__PROBLEM__.
Scan the data below for the string "действие". Copy every line where it appears.

Extracted data entries:
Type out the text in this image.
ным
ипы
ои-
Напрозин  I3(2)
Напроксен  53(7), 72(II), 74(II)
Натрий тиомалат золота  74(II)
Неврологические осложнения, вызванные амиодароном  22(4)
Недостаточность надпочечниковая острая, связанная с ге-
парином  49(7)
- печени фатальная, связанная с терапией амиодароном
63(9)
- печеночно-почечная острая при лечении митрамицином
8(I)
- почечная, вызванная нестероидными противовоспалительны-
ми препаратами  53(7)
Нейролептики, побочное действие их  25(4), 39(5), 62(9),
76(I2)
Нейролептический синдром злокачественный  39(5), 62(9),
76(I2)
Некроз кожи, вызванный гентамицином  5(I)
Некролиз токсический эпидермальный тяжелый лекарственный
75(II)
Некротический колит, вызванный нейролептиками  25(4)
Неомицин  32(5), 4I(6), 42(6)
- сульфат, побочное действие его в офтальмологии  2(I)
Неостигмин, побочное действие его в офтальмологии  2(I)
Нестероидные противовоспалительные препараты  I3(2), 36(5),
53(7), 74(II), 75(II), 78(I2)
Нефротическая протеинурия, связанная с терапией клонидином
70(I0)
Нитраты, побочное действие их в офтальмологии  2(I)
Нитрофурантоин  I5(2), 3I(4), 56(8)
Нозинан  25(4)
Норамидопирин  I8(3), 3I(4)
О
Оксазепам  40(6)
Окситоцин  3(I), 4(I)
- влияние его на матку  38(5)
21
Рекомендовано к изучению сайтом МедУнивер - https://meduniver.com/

__SOLUTION TO THIS TASK__.
Нейролептики, побочное действие их  25(4), 39(5), 62(9),
- сульфат, побочное действие его в офтальмологии  2(I)
Неостигмин, побочное действие его в офтальмологии  2(I)
Нитраты, побочное действие их в офтальмологии  2(I)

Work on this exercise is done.